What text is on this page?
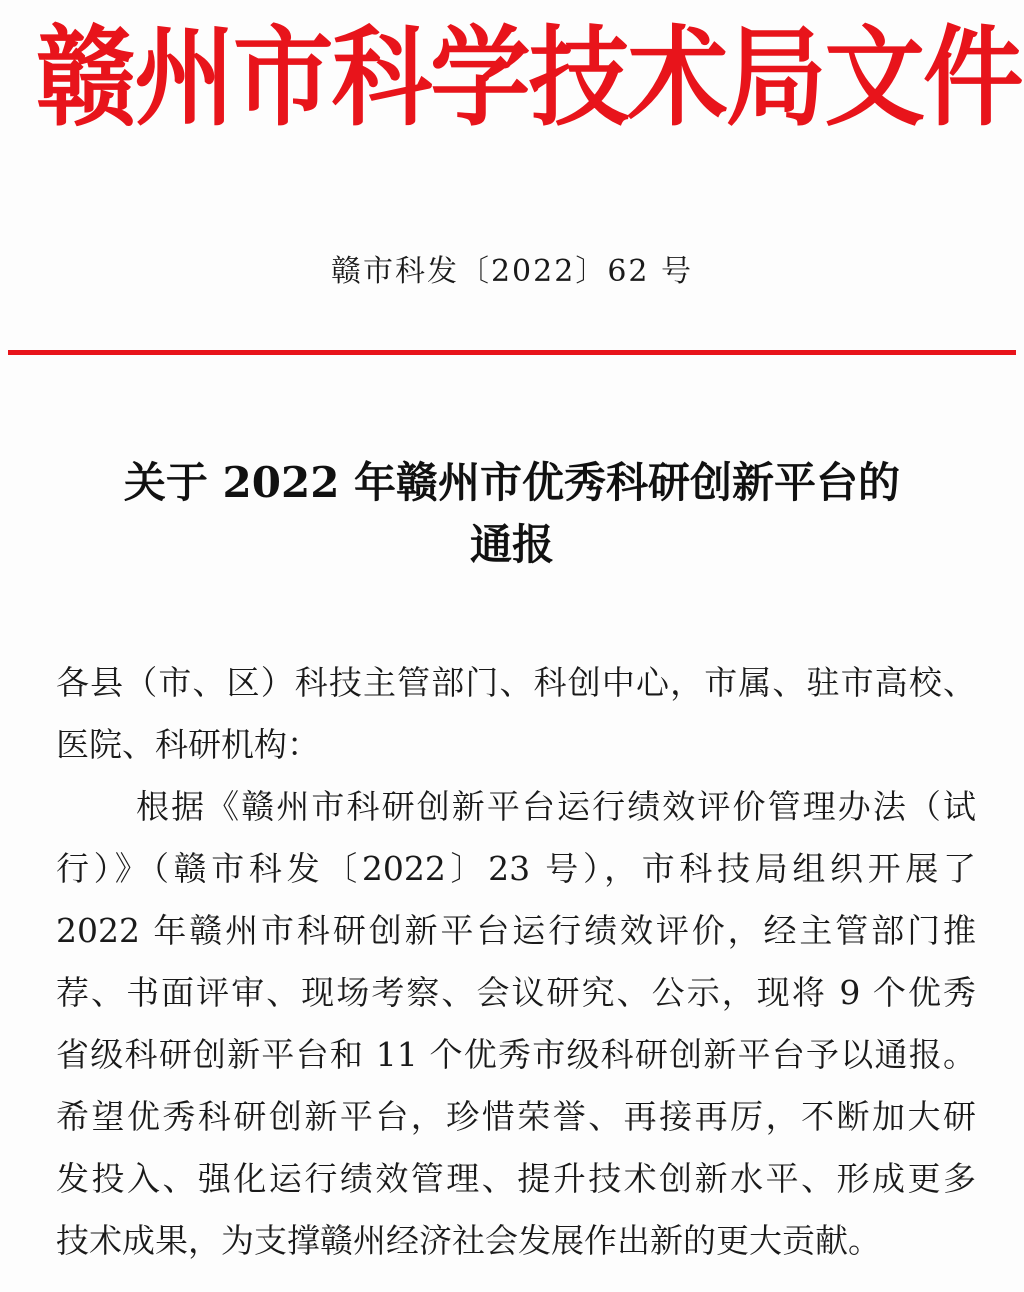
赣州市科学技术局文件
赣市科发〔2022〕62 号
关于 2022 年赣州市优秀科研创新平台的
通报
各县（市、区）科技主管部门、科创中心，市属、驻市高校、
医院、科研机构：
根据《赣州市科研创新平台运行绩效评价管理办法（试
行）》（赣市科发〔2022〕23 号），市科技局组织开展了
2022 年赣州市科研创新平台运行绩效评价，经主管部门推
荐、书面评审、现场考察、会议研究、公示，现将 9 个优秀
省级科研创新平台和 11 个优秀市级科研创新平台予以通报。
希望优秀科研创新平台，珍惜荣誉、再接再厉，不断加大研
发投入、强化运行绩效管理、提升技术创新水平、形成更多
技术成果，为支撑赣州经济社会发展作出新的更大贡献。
· · · · ·
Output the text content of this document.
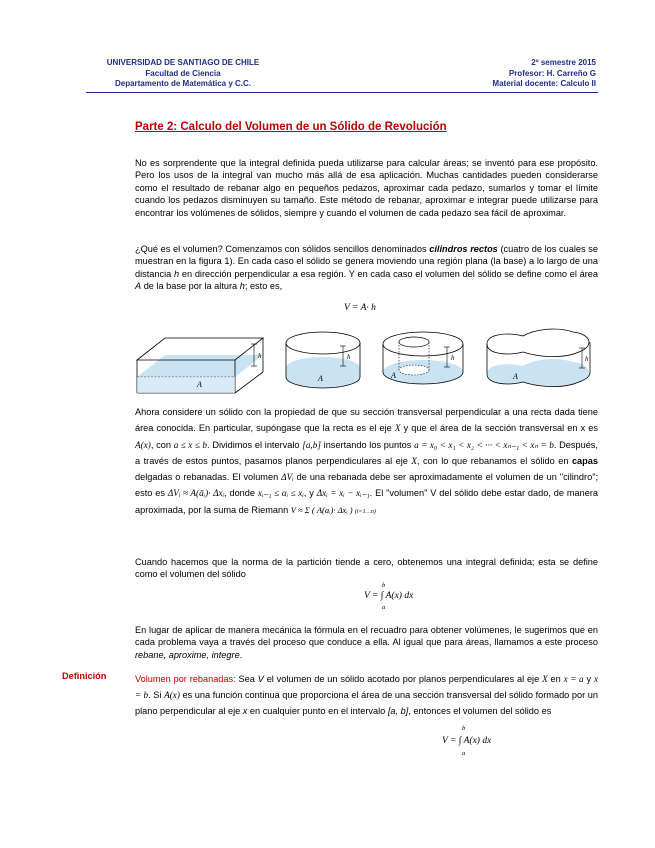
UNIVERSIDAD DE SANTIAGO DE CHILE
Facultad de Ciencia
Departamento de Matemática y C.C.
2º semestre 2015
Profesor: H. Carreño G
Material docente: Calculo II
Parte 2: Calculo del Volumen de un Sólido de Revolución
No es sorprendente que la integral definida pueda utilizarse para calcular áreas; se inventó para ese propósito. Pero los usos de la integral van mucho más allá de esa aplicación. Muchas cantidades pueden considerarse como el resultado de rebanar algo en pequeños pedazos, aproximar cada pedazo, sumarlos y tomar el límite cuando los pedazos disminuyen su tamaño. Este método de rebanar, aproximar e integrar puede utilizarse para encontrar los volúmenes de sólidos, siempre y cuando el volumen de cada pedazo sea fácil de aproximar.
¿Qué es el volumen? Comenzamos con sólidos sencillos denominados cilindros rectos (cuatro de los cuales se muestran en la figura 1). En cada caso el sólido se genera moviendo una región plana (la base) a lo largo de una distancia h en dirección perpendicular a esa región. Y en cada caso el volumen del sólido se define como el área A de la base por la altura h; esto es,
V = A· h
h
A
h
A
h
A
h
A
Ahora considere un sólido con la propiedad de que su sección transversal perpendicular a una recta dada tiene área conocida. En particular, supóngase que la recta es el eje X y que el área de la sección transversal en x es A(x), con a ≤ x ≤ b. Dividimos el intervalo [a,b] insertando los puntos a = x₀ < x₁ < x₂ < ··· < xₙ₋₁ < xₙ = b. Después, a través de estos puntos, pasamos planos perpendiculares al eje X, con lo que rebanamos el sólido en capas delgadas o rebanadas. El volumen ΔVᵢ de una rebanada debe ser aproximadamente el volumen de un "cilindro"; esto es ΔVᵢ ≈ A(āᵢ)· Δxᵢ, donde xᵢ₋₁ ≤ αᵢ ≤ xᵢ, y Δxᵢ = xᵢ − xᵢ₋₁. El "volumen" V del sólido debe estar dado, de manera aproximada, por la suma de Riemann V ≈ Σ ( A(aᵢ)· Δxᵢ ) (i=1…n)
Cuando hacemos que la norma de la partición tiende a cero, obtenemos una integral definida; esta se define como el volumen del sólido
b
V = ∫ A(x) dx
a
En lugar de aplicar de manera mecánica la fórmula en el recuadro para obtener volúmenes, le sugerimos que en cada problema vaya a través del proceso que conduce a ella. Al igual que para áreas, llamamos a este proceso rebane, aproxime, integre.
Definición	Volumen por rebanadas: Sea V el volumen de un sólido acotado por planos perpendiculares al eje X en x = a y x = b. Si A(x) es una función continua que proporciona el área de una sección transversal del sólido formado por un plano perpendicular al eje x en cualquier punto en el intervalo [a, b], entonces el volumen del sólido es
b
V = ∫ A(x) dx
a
· · · · ·
* **AIM OF THE TASK**
Show every line from the entries above in which the word "Calculo" appears.

* **FINISHED TASK**
Material docente: Calculo II
Parte 2: Calculo del Volumen de un Sólido de Revolución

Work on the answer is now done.